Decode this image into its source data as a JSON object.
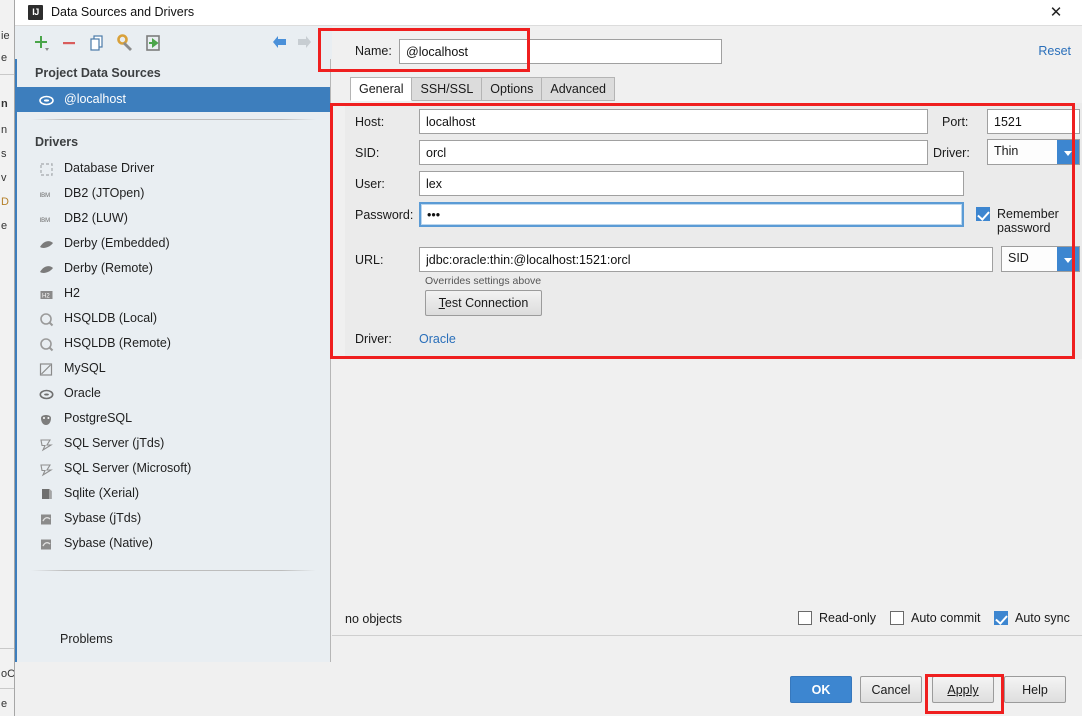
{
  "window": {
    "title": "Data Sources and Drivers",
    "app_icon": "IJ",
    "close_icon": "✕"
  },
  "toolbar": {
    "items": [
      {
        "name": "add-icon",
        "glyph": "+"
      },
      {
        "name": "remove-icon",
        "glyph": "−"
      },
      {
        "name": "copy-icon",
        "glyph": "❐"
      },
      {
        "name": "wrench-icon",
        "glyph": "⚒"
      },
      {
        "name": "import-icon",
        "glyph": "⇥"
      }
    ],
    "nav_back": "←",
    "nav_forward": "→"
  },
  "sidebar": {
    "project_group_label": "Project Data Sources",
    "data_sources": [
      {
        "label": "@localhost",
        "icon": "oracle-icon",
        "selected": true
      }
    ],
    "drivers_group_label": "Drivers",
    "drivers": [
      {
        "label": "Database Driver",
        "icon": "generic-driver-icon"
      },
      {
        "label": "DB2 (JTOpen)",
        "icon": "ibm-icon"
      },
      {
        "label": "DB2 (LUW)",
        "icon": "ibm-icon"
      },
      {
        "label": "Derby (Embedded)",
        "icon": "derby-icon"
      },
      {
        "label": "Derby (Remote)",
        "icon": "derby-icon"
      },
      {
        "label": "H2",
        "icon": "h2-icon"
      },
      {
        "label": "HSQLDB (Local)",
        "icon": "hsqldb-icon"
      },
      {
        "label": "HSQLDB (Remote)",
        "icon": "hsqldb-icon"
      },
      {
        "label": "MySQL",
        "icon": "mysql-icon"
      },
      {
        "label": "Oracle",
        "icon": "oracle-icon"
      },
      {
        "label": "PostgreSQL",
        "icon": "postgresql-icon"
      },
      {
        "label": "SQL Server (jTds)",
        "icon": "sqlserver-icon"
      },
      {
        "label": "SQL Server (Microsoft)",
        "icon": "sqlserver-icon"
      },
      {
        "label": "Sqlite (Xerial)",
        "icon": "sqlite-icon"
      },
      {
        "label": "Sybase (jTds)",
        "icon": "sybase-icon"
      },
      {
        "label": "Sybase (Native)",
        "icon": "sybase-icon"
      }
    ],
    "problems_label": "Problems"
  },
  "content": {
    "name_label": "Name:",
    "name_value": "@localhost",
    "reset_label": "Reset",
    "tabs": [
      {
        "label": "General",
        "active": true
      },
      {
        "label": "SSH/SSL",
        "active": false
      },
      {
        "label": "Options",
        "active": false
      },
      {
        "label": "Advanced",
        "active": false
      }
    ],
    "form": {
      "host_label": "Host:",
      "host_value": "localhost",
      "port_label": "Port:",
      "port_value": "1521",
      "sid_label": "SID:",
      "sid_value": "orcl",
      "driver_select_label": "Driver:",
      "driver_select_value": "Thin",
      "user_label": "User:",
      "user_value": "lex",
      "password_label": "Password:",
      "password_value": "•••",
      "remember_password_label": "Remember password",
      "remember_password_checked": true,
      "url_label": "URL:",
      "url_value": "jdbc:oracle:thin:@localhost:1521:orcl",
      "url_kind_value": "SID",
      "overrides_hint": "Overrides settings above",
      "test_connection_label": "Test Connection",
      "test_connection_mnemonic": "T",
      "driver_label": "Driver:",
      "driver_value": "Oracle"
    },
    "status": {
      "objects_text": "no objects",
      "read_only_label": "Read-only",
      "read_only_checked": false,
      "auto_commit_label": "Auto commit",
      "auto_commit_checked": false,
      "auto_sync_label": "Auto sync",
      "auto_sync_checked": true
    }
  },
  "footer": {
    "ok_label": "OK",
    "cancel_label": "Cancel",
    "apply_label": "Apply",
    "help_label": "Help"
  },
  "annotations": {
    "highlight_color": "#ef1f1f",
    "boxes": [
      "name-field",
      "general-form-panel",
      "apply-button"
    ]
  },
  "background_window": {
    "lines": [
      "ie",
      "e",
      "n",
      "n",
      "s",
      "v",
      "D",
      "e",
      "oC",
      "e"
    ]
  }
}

※

### Task brief
Give the count of lines in the listing that hold the word "orcl", with no other text.

### Solution for this problem
2